▶ [GIVEN TASK]: Reproduce every line of the data entries below verbatim, character for character. Leave out the picture lines.

[Data entries]
-- BEGIN --

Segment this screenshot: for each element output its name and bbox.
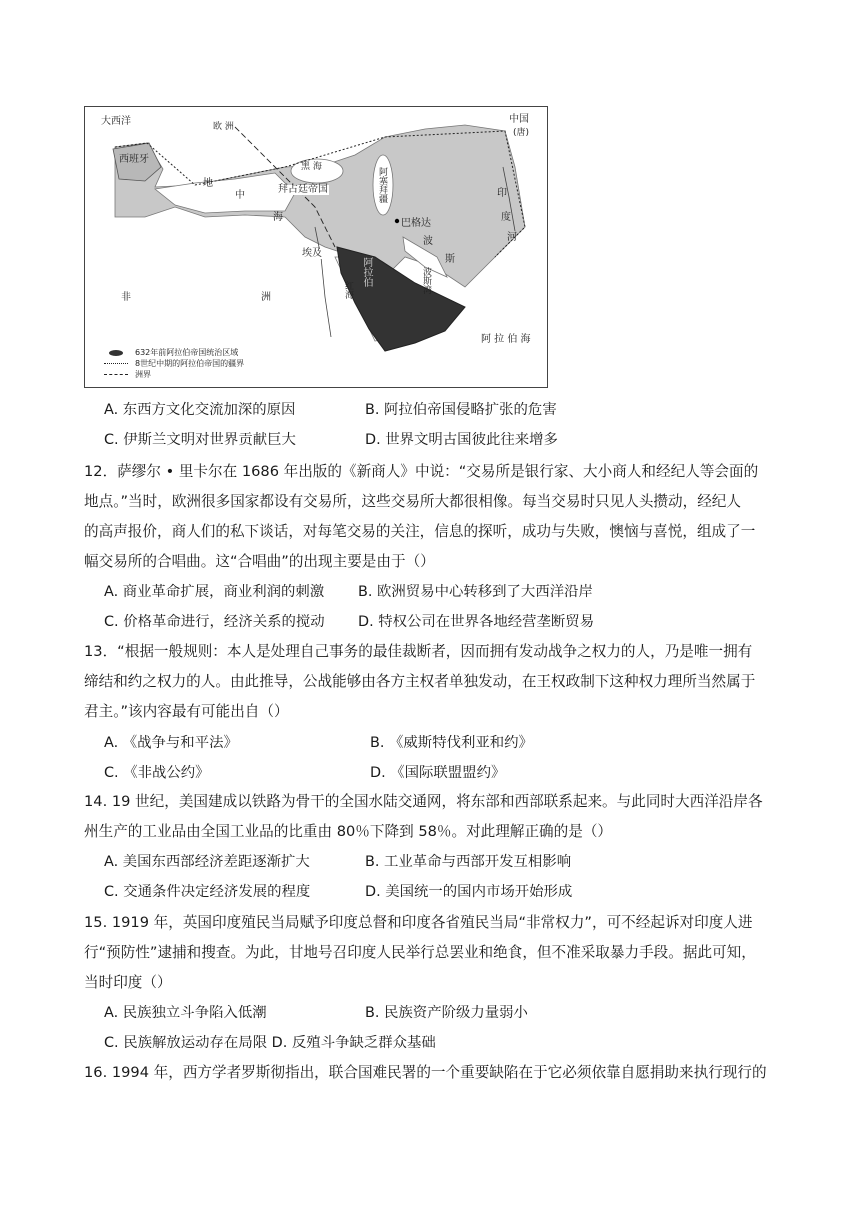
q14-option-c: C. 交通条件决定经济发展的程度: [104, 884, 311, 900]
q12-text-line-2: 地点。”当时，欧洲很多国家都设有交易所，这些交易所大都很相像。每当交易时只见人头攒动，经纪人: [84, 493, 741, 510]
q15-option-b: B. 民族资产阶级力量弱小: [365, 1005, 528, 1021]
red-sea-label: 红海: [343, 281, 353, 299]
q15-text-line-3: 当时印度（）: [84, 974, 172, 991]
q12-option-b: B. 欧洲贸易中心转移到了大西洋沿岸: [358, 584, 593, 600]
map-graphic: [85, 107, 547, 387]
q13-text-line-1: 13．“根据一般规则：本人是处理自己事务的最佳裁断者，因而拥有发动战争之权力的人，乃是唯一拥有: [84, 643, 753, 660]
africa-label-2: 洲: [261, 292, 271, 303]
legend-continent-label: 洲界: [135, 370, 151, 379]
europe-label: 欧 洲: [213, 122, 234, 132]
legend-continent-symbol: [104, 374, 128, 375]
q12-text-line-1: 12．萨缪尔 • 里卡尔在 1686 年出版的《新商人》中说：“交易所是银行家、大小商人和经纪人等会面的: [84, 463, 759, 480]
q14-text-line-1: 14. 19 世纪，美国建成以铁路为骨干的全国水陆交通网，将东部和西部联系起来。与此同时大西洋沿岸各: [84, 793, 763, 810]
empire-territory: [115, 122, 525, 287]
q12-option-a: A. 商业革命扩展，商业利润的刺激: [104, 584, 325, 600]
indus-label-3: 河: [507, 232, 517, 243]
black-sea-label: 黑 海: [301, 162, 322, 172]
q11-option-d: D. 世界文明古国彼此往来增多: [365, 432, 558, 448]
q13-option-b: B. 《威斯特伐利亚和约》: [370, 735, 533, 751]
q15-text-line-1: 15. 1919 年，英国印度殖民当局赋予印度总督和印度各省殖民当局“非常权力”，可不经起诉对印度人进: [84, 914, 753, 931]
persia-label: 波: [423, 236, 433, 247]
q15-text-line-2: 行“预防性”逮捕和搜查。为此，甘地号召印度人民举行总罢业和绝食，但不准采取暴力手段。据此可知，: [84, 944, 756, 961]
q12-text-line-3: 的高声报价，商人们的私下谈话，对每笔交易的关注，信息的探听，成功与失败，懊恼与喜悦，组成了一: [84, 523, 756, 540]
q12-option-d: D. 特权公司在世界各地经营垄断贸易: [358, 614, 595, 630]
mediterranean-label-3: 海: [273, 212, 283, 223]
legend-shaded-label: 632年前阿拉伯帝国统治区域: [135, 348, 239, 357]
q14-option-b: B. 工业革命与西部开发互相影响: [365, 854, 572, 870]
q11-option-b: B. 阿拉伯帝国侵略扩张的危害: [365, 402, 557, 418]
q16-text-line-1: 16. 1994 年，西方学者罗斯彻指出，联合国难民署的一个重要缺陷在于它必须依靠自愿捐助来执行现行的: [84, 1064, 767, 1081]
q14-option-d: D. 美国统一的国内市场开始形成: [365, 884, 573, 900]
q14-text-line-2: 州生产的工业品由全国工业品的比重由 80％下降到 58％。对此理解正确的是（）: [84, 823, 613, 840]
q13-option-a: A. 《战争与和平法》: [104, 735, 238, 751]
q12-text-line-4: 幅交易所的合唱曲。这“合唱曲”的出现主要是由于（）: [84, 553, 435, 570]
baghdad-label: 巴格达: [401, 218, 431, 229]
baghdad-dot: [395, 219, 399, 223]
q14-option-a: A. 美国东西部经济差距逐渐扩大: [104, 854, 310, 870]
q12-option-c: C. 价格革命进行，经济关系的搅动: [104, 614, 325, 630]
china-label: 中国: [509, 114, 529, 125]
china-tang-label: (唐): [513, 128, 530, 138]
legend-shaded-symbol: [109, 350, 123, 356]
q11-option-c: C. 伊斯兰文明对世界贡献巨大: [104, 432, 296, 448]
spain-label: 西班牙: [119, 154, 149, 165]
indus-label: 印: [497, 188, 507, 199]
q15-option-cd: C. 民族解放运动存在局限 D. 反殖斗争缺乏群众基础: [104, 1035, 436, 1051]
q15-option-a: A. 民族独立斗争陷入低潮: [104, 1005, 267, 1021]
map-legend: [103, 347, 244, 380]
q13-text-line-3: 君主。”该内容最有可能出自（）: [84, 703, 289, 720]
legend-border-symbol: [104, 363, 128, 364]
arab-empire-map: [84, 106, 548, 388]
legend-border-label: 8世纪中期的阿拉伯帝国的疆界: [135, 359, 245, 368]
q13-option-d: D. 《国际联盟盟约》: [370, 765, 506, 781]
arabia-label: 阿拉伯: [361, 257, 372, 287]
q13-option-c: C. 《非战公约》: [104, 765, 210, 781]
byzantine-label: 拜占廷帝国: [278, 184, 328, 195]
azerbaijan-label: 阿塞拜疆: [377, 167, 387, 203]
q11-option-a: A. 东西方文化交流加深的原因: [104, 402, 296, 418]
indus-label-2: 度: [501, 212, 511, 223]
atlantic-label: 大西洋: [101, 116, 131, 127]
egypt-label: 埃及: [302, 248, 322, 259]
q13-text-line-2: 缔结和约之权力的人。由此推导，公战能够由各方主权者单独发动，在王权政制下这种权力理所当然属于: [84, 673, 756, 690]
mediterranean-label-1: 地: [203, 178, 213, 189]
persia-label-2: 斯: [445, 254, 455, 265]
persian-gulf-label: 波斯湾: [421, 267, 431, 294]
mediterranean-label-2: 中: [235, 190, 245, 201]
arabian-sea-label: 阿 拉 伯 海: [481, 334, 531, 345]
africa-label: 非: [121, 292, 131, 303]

-- END --

▶ [RESULT]:
Segment this screenshot: for each element output its name and bbox.
q14-option-c: C. 交通条件决定经济发展的程度: [104, 884, 311, 900]
q12-text-line-2: 地点。”当时，欧洲很多国家都设有交易所，这些交易所大都很相像。每当交易时只见人头攒动，经纪人: [84, 493, 741, 510]
q15-option-b: B. 民族资产阶级力量弱小: [365, 1005, 528, 1021]
red-sea-label: 红海: [343, 281, 353, 299]
q15-text-line-3: 当时印度（）: [84, 974, 172, 991]
q12-option-b: B. 欧洲贸易中心转移到了大西洋沿岸: [358, 584, 593, 600]
map-graphic: [85, 107, 547, 387]
q13-text-line-1: 13．“根据一般规则：本人是处理自己事务的最佳裁断者，因而拥有发动战争之权力的人，乃是唯一拥有: [84, 643, 753, 660]
africa-label-2: 洲: [261, 292, 271, 303]
legend-continent-label: 洲界: [135, 370, 151, 379]
europe-label: 欧 洲: [213, 122, 234, 132]
legend-continent-symbol: [104, 374, 128, 375]
q12-text-line-1: 12．萨缪尔 • 里卡尔在 1686 年出版的《新商人》中说：“交易所是银行家、大小商人和经纪人等会面的: [84, 463, 759, 480]
q14-text-line-1: 14. 19 世纪，美国建成以铁路为骨干的全国水陆交通网，将东部和西部联系起来。与此同时大西洋沿岸各: [84, 793, 763, 810]
empire-territory: [115, 122, 525, 287]
q12-option-a: A. 商业革命扩展，商业利润的刺激: [104, 584, 325, 600]
indus-label-3: 河: [507, 232, 517, 243]
black-sea-label: 黑 海: [301, 162, 322, 172]
q11-option-d: D. 世界文明古国彼此往来增多: [365, 432, 558, 448]
q13-option-b: B. 《威斯特伐利亚和约》: [370, 735, 533, 751]
q15-text-line-1: 15. 1919 年，英国印度殖民当局赋予印度总督和印度各省殖民当局“非常权力”，可不经起诉对印度人进: [84, 914, 753, 931]
persia-label: 波: [423, 236, 433, 247]
q15-text-line-2: 行“预防性”逮捕和搜查。为此，甘地号召印度人民举行总罢业和绝食，但不准采取暴力手段。据此可知，: [84, 944, 756, 961]
q12-text-line-3: 的高声报价，商人们的私下谈话，对每笔交易的关注，信息的探听，成功与失败，懊恼与喜悦，组成了一: [84, 523, 756, 540]
q12-option-d: D. 特权公司在世界各地经营垄断贸易: [358, 614, 595, 630]
mediterranean-label-3: 海: [273, 212, 283, 223]
legend-shaded-label: 632年前阿拉伯帝国统治区域: [135, 348, 239, 357]
q14-option-b: B. 工业革命与西部开发互相影响: [365, 854, 572, 870]
q11-option-b: B. 阿拉伯帝国侵略扩张的危害: [365, 402, 557, 418]
q16-text-line-1: 16. 1994 年，西方学者罗斯彻指出，联合国难民署的一个重要缺陷在于它必须依靠自愿捐助来执行现行的: [84, 1064, 767, 1081]
q14-option-d: D. 美国统一的国内市场开始形成: [365, 884, 573, 900]
q14-text-line-2: 州生产的工业品由全国工业品的比重由 80％下降到 58％。对此理解正确的是（）: [84, 823, 613, 840]
q13-option-a: A. 《战争与和平法》: [104, 735, 238, 751]
q12-text-line-4: 幅交易所的合唱曲。这“合唱曲”的出现主要是由于（）: [84, 553, 435, 570]
baghdad-label: 巴格达: [401, 218, 431, 229]
baghdad-dot: [395, 219, 399, 223]
q14-option-a: A. 美国东西部经济差距逐渐扩大: [104, 854, 310, 870]
q12-option-c: C. 价格革命进行，经济关系的搅动: [104, 614, 325, 630]
china-label: 中国: [509, 114, 529, 125]
china-tang-label: (唐): [513, 128, 530, 138]
legend-shaded-symbol: [109, 350, 123, 356]
q11-option-c: C. 伊斯兰文明对世界贡献巨大: [104, 432, 296, 448]
spain-label: 西班牙: [119, 154, 149, 165]
indus-label: 印: [497, 188, 507, 199]
q15-option-cd: C. 民族解放运动存在局限 D. 反殖斗争缺乏群众基础: [104, 1035, 436, 1051]
q15-option-a: A. 民族独立斗争陷入低潮: [104, 1005, 267, 1021]
map-legend: [103, 347, 244, 380]
q13-text-line-3: 君主。”该内容最有可能出自（）: [84, 703, 289, 720]
legend-border-symbol: [104, 363, 128, 364]
arab-empire-map: [84, 106, 548, 388]
legend-border-label: 8世纪中期的阿拉伯帝国的疆界: [135, 359, 245, 368]
q13-option-d: D. 《国际联盟盟约》: [370, 765, 506, 781]
arabia-label: 阿拉伯: [361, 257, 372, 287]
q13-option-c: C. 《非战公约》: [104, 765, 210, 781]
byzantine-label: 拜占廷帝国: [278, 184, 328, 195]
azerbaijan-label: 阿塞拜疆: [377, 167, 387, 203]
q11-option-a: A. 东西方文化交流加深的原因: [104, 402, 296, 418]
indus-label-2: 度: [501, 212, 511, 223]
atlantic-label: 大西洋: [101, 116, 131, 127]
egypt-label: 埃及: [302, 248, 322, 259]
q13-text-line-2: 缔结和约之权力的人。由此推导，公战能够由各方主权者单独发动，在王权政制下这种权力理所当然属于: [84, 673, 756, 690]
mediterranean-label-1: 地: [203, 178, 213, 189]
persia-label-2: 斯: [445, 254, 455, 265]
persian-gulf-label: 波斯湾: [421, 267, 431, 294]
mediterranean-label-2: 中: [235, 190, 245, 201]
arabian-sea-label: 阿 拉 伯 海: [481, 334, 531, 345]
africa-label: 非: [121, 292, 131, 303]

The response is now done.